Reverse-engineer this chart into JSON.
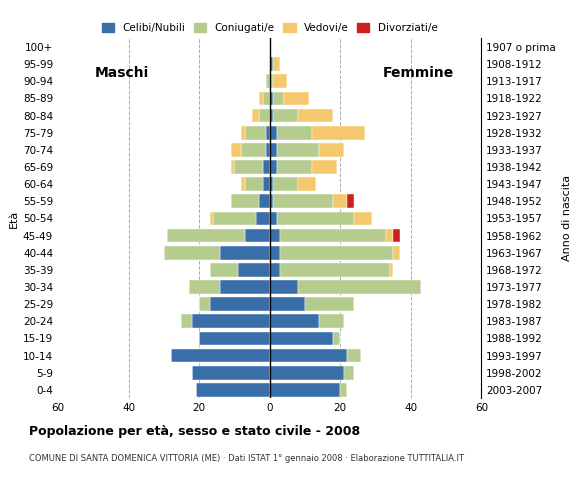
{
  "age_groups": [
    "0-4",
    "5-9",
    "10-14",
    "15-19",
    "20-24",
    "25-29",
    "30-34",
    "35-39",
    "40-44",
    "45-49",
    "50-54",
    "55-59",
    "60-64",
    "65-69",
    "70-74",
    "75-79",
    "80-84",
    "85-89",
    "90-94",
    "95-99",
    "100+"
  ],
  "birth_years": [
    "2003-2007",
    "1998-2002",
    "1993-1997",
    "1988-1992",
    "1983-1987",
    "1978-1982",
    "1973-1977",
    "1968-1972",
    "1963-1967",
    "1958-1962",
    "1953-1957",
    "1948-1952",
    "1943-1947",
    "1938-1942",
    "1933-1937",
    "1928-1932",
    "1923-1927",
    "1918-1922",
    "1913-1917",
    "1908-1912",
    "1907 o prima"
  ],
  "males": {
    "celibe": [
      21,
      22,
      28,
      20,
      22,
      17,
      14,
      9,
      14,
      7,
      4,
      3,
      2,
      2,
      1,
      1,
      0,
      0,
      0,
      0,
      0
    ],
    "coniugato": [
      0,
      0,
      0,
      0,
      3,
      3,
      9,
      8,
      16,
      22,
      12,
      8,
      5,
      8,
      7,
      6,
      3,
      2,
      1,
      0,
      0
    ],
    "vedovo": [
      0,
      0,
      0,
      0,
      0,
      0,
      0,
      0,
      0,
      0,
      1,
      0,
      1,
      1,
      3,
      1,
      2,
      1,
      0,
      0,
      0
    ],
    "divorziato": [
      0,
      0,
      0,
      0,
      0,
      0,
      0,
      0,
      0,
      0,
      0,
      0,
      0,
      0,
      0,
      0,
      0,
      0,
      0,
      0,
      0
    ]
  },
  "females": {
    "nubile": [
      20,
      21,
      22,
      18,
      14,
      10,
      8,
      3,
      3,
      3,
      2,
      1,
      1,
      2,
      2,
      2,
      1,
      1,
      0,
      1,
      0
    ],
    "coniugata": [
      2,
      3,
      4,
      2,
      7,
      14,
      35,
      31,
      32,
      30,
      22,
      17,
      7,
      10,
      12,
      10,
      7,
      3,
      1,
      0,
      0
    ],
    "vedova": [
      0,
      0,
      0,
      0,
      0,
      0,
      0,
      1,
      2,
      2,
      5,
      4,
      5,
      7,
      7,
      15,
      10,
      7,
      4,
      2,
      0
    ],
    "divorziata": [
      0,
      0,
      0,
      0,
      0,
      0,
      0,
      0,
      0,
      2,
      0,
      2,
      0,
      0,
      0,
      0,
      0,
      0,
      0,
      0,
      0
    ]
  },
  "colors": {
    "celibe": "#3a6ea8",
    "coniugato": "#b5cc8e",
    "vedovo": "#f5c86e",
    "divorziato": "#cc2020"
  },
  "xlim": 60,
  "title": "Popolazione per età, sesso e stato civile - 2008",
  "subtitle": "COMUNE DI SANTA DOMENICA VITTORIA (ME) · Dati ISTAT 1° gennaio 2008 · Elaborazione TUTTITALIA.IT",
  "xlabel_left": "Maschi",
  "xlabel_right": "Femmine",
  "ylabel_left": "Età",
  "ylabel_right": "Anno di nascita",
  "legend_labels": [
    "Celibi/Nubili",
    "Coniugati/e",
    "Vedovi/e",
    "Divorziati/e"
  ],
  "bg_color": "#ffffff",
  "grid_color": "#aaaaaa"
}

-=-=-

→ **Directions**: Print the listing above in full, exactly as written. Omit any pictures.

→ **Completed exercise**:
Reverse-engineer this chart into JSON.
{
  "age_groups": [
    "0-4",
    "5-9",
    "10-14",
    "15-19",
    "20-24",
    "25-29",
    "30-34",
    "35-39",
    "40-44",
    "45-49",
    "50-54",
    "55-59",
    "60-64",
    "65-69",
    "70-74",
    "75-79",
    "80-84",
    "85-89",
    "90-94",
    "95-99",
    "100+"
  ],
  "birth_years": [
    "2003-2007",
    "1998-2002",
    "1993-1997",
    "1988-1992",
    "1983-1987",
    "1978-1982",
    "1973-1977",
    "1968-1972",
    "1963-1967",
    "1958-1962",
    "1953-1957",
    "1948-1952",
    "1943-1947",
    "1938-1942",
    "1933-1937",
    "1928-1932",
    "1923-1927",
    "1918-1922",
    "1913-1917",
    "1908-1912",
    "1907 o prima"
  ],
  "males": {
    "celibe": [
      21,
      22,
      28,
      20,
      22,
      17,
      14,
      9,
      14,
      7,
      4,
      3,
      2,
      2,
      1,
      1,
      0,
      0,
      0,
      0,
      0
    ],
    "coniugato": [
      0,
      0,
      0,
      0,
      3,
      3,
      9,
      8,
      16,
      22,
      12,
      8,
      5,
      8,
      7,
      6,
      3,
      2,
      1,
      0,
      0
    ],
    "vedovo": [
      0,
      0,
      0,
      0,
      0,
      0,
      0,
      0,
      0,
      0,
      1,
      0,
      1,
      1,
      3,
      1,
      2,
      1,
      0,
      0,
      0
    ],
    "divorziato": [
      0,
      0,
      0,
      0,
      0,
      0,
      0,
      0,
      0,
      0,
      0,
      0,
      0,
      0,
      0,
      0,
      0,
      0,
      0,
      0,
      0
    ]
  },
  "females": {
    "nubile": [
      20,
      21,
      22,
      18,
      14,
      10,
      8,
      3,
      3,
      3,
      2,
      1,
      1,
      2,
      2,
      2,
      1,
      1,
      0,
      1,
      0
    ],
    "coniugata": [
      2,
      3,
      4,
      2,
      7,
      14,
      35,
      31,
      32,
      30,
      22,
      17,
      7,
      10,
      12,
      10,
      7,
      3,
      1,
      0,
      0
    ],
    "vedova": [
      0,
      0,
      0,
      0,
      0,
      0,
      0,
      1,
      2,
      2,
      5,
      4,
      5,
      7,
      7,
      15,
      10,
      7,
      4,
      2,
      0
    ],
    "divorziata": [
      0,
      0,
      0,
      0,
      0,
      0,
      0,
      0,
      0,
      2,
      0,
      2,
      0,
      0,
      0,
      0,
      0,
      0,
      0,
      0,
      0
    ]
  },
  "colors": {
    "celibe": "#3a6ea8",
    "coniugato": "#b5cc8e",
    "vedovo": "#f5c86e",
    "divorziato": "#cc2020"
  },
  "xlim": 60,
  "title": "Popolazione per età, sesso e stato civile - 2008",
  "subtitle": "COMUNE DI SANTA DOMENICA VITTORIA (ME) · Dati ISTAT 1° gennaio 2008 · Elaborazione TUTTITALIA.IT",
  "xlabel_left": "Maschi",
  "xlabel_right": "Femmine",
  "ylabel_left": "Età",
  "ylabel_right": "Anno di nascita",
  "legend_labels": [
    "Celibi/Nubili",
    "Coniugati/e",
    "Vedovi/e",
    "Divorziati/e"
  ],
  "bg_color": "#ffffff",
  "grid_color": "#aaaaaa"
}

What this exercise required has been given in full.